— START OF Task input —
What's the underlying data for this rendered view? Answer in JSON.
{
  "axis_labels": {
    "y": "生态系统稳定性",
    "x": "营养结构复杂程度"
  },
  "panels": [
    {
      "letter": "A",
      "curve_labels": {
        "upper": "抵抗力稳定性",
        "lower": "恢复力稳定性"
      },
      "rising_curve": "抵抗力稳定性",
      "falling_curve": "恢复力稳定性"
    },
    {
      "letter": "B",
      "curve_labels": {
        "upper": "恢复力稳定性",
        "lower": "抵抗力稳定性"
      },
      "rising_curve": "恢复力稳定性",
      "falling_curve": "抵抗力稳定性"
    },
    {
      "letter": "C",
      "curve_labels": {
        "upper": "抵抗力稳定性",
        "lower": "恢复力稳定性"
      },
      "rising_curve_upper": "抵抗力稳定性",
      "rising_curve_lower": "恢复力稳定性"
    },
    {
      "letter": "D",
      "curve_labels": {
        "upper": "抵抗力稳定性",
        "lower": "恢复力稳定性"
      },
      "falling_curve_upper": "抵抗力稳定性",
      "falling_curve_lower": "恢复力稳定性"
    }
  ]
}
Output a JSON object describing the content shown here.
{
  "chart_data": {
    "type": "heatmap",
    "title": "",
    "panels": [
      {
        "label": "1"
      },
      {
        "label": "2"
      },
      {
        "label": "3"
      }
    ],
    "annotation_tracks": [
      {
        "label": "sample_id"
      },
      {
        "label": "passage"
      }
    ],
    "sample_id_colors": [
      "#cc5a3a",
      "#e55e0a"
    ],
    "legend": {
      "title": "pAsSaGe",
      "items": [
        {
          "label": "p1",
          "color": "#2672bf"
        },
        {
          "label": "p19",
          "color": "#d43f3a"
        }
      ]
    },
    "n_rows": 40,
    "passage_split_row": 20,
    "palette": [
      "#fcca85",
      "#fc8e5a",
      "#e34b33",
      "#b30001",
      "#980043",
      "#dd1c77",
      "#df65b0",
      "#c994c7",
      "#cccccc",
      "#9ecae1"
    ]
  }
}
— END OF Task input —
Output the listing above without altering a single character.

_Expected answer_:
What's the underlying data for this rendered view? Answer in JSON.
{
  "axis_labels": {
    "y": "生态系统稳定性",
    "x": "营养结构复杂程度"
  },
  "panels": [
    {
      "letter": "A",
      "curve_labels": {
        "upper": "抵抗力稳定性",
        "lower": "恢复力稳定性"
      },
      "rising_curve": "抵抗力稳定性",
      "falling_curve": "恢复力稳定性"
    },
    {
      "letter": "B",
      "curve_labels": {
        "upper": "恢复力稳定性",
        "lower": "抵抗力稳定性"
      },
      "rising_curve": "恢复力稳定性",
      "falling_curve": "抵抗力稳定性"
    },
    {
      "letter": "C",
      "curve_labels": {
        "upper": "抵抗力稳定性",
        "lower": "恢复力稳定性"
      },
      "rising_curve_upper": "抵抗力稳定性",
      "rising_curve_lower": "恢复力稳定性"
    },
    {
      "letter": "D",
      "curve_labels": {
        "upper": "抵抗力稳定性",
        "lower": "恢复力稳定性"
      },
      "falling_curve_upper": "抵抗力稳定性",
      "falling_curve_lower": "恢复力稳定性"
    }
  ]
}
Output a JSON object describing the content shown here.
{
  "chart_data": {
    "type": "heatmap",
    "title": "",
    "panels": [
      {
        "label": "1"
      },
      {
        "label": "2"
      },
      {
        "label": "3"
      }
    ],
    "annotation_tracks": [
      {
        "label": "sample_id"
      },
      {
        "label": "passage"
      }
    ],
    "sample_id_colors": [
      "#cc5a3a",
      "#e55e0a"
    ],
    "legend": {
      "title": "pAsSaGe",
      "items": [
        {
          "label": "p1",
          "color": "#2672bf"
        },
        {
          "label": "p19",
          "color": "#d43f3a"
        }
      ]
    },
    "n_rows": 40,
    "passage_split_row": 20,
    "palette": [
      "#fcca85",
      "#fc8e5a",
      "#e34b33",
      "#b30001",
      "#980043",
      "#dd1c77",
      "#df65b0",
      "#c994c7",
      "#cccccc",
      "#9ecae1"
    ]
  }
}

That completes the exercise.